[Task description] Every line of the material below should be repeated exactly.
[START Listed records]
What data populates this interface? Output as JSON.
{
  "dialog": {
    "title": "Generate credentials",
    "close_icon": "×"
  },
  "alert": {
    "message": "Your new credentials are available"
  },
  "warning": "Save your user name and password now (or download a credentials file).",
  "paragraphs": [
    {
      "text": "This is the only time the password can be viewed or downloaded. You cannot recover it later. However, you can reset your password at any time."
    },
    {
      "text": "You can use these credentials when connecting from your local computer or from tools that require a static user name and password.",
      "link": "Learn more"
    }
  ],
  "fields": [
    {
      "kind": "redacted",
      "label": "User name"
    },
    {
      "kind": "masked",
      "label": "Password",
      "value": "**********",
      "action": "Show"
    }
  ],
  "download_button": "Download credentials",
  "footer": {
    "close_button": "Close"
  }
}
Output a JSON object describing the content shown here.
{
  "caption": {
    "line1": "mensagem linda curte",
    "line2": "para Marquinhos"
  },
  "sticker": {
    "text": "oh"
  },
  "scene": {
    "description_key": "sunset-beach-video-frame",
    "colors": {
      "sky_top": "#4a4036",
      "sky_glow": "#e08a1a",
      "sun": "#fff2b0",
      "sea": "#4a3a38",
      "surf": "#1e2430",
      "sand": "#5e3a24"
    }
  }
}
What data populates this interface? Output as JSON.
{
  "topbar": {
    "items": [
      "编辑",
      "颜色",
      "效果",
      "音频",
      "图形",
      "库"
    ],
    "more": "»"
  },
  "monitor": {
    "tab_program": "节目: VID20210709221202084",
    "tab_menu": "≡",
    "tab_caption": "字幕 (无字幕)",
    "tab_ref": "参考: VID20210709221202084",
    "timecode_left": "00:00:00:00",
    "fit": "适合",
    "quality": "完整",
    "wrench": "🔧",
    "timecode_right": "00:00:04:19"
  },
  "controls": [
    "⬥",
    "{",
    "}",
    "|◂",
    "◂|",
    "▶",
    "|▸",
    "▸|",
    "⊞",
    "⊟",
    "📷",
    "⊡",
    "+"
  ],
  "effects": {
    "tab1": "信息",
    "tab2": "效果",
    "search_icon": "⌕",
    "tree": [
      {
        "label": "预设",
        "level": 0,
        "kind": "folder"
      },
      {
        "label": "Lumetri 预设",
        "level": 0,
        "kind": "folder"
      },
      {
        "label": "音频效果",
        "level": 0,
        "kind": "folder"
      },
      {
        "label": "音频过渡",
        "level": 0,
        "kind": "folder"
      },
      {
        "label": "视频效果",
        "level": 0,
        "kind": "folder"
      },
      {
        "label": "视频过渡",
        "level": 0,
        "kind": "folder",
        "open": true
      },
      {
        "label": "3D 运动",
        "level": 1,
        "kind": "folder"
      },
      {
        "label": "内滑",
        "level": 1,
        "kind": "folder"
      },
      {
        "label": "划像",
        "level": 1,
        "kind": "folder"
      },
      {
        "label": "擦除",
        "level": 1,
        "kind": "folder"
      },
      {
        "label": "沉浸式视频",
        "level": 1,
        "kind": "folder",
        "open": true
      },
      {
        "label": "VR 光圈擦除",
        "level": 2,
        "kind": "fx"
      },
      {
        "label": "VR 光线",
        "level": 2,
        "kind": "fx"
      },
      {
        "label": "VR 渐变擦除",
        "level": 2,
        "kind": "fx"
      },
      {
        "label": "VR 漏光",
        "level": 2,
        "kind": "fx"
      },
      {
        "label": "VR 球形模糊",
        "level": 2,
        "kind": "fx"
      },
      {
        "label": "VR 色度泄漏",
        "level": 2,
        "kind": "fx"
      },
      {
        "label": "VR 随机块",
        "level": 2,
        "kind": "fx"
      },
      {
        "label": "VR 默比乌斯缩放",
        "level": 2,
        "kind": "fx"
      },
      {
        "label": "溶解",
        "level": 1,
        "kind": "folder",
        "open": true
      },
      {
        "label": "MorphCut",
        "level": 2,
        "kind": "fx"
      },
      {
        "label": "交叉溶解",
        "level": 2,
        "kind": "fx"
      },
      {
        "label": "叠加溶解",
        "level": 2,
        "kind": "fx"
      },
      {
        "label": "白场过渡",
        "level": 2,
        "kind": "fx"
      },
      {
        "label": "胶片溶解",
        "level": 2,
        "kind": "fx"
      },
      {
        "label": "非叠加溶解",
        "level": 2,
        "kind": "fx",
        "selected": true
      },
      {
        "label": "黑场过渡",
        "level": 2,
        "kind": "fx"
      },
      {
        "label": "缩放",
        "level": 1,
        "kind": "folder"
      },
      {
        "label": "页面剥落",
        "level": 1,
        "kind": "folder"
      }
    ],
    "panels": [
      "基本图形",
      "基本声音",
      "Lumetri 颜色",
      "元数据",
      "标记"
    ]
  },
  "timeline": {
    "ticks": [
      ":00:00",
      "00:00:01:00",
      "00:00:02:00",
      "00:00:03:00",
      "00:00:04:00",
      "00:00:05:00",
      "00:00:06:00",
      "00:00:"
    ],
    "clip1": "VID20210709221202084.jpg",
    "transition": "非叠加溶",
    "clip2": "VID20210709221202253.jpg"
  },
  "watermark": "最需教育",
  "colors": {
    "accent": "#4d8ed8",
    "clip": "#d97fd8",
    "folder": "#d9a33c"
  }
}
[END Listed records]
[Reply]
What data populates this interface? Output as JSON.
{
  "dialog": {
    "title": "Generate credentials",
    "close_icon": "×"
  },
  "alert": {
    "message": "Your new credentials are available"
  },
  "warning": "Save your user name and password now (or download a credentials file).",
  "paragraphs": [
    {
      "text": "This is the only time the password can be viewed or downloaded. You cannot recover it later. However, you can reset your password at any time."
    },
    {
      "text": "You can use these credentials when connecting from your local computer or from tools that require a static user name and password.",
      "link": "Learn more"
    }
  ],
  "fields": [
    {
      "kind": "redacted",
      "label": "User name"
    },
    {
      "kind": "masked",
      "label": "Password",
      "value": "**********",
      "action": "Show"
    }
  ],
  "download_button": "Download credentials",
  "footer": {
    "close_button": "Close"
  }
}
Output a JSON object describing the content shown here.
{
  "caption": {
    "line1": "mensagem linda curte",
    "line2": "para Marquinhos"
  },
  "sticker": {
    "text": "oh"
  },
  "scene": {
    "description_key": "sunset-beach-video-frame",
    "colors": {
      "sky_top": "#4a4036",
      "sky_glow": "#e08a1a",
      "sun": "#fff2b0",
      "sea": "#4a3a38",
      "surf": "#1e2430",
      "sand": "#5e3a24"
    }
  }
}
What data populates this interface? Output as JSON.
{
  "topbar": {
    "items": [
      "编辑",
      "颜色",
      "效果",
      "音频",
      "图形",
      "库"
    ],
    "more": "»"
  },
  "monitor": {
    "tab_program": "节目: VID20210709221202084",
    "tab_menu": "≡",
    "tab_caption": "字幕 (无字幕)",
    "tab_ref": "参考: VID20210709221202084",
    "timecode_left": "00:00:00:00",
    "fit": "适合",
    "quality": "完整",
    "wrench": "🔧",
    "timecode_right": "00:00:04:19"
  },
  "controls": [
    "⬥",
    "{",
    "}",
    "|◂",
    "◂|",
    "▶",
    "|▸",
    "▸|",
    "⊞",
    "⊟",
    "📷",
    "⊡",
    "+"
  ],
  "effects": {
    "tab1": "信息",
    "tab2": "效果",
    "search_icon": "⌕",
    "tree": [
      {
        "label": "预设",
        "level": 0,
        "kind": "folder"
      },
      {
        "label": "Lumetri 预设",
        "level": 0,
        "kind": "folder"
      },
      {
        "label": "音频效果",
        "level": 0,
        "kind": "folder"
      },
      {
        "label": "音频过渡",
        "level": 0,
        "kind": "folder"
      },
      {
        "label": "视频效果",
        "level": 0,
        "kind": "folder"
      },
      {
        "label": "视频过渡",
        "level": 0,
        "kind": "folder",
        "open": true
      },
      {
        "label": "3D 运动",
        "level": 1,
        "kind": "folder"
      },
      {
        "label": "内滑",
        "level": 1,
        "kind": "folder"
      },
      {
        "label": "划像",
        "level": 1,
        "kind": "folder"
      },
      {
        "label": "擦除",
        "level": 1,
        "kind": "folder"
      },
      {
        "label": "沉浸式视频",
        "level": 1,
        "kind": "folder",
        "open": true
      },
      {
        "label": "VR 光圈擦除",
        "level": 2,
        "kind": "fx"
      },
      {
        "label": "VR 光线",
        "level": 2,
        "kind": "fx"
      },
      {
        "label": "VR 渐变擦除",
        "level": 2,
        "kind": "fx"
      },
      {
        "label": "VR 漏光",
        "level": 2,
        "kind": "fx"
      },
      {
        "label": "VR 球形模糊",
        "level": 2,
        "kind": "fx"
      },
      {
        "label": "VR 色度泄漏",
        "level": 2,
        "kind": "fx"
      },
      {
        "label": "VR 随机块",
        "level": 2,
        "kind": "fx"
      },
      {
        "label": "VR 默比乌斯缩放",
        "level": 2,
        "kind": "fx"
      },
      {
        "label": "溶解",
        "level": 1,
        "kind": "folder",
        "open": true
      },
      {
        "label": "MorphCut",
        "level": 2,
        "kind": "fx"
      },
      {
        "label": "交叉溶解",
        "level": 2,
        "kind": "fx"
      },
      {
        "label": "叠加溶解",
        "level": 2,
        "kind": "fx"
      },
      {
        "label": "白场过渡",
        "level": 2,
        "kind": "fx"
      },
      {
        "label": "胶片溶解",
        "level": 2,
        "kind": "fx"
      },
      {
        "label": "非叠加溶解",
        "level": 2,
        "kind": "fx",
        "selected": true
      },
      {
        "label": "黑场过渡",
        "level": 2,
        "kind": "fx"
      },
      {
        "label": "缩放",
        "level": 1,
        "kind": "folder"
      },
      {
        "label": "页面剥落",
        "level": 1,
        "kind": "folder"
      }
    ],
    "panels": [
      "基本图形",
      "基本声音",
      "Lumetri 颜色",
      "元数据",
      "标记"
    ]
  },
  "timeline": {
    "ticks": [
      ":00:00",
      "00:00:01:00",
      "00:00:02:00",
      "00:00:03:00",
      "00:00:04:00",
      "00:00:05:00",
      "00:00:06:00",
      "00:00:"
    ],
    "clip1": "VID20210709221202084.jpg",
    "transition": "非叠加溶",
    "clip2": "VID20210709221202253.jpg"
  },
  "watermark": "最需教育",
  "colors": {
    "accent": "#4d8ed8",
    "clip": "#d97fd8",
    "folder": "#d9a33c"
  }
}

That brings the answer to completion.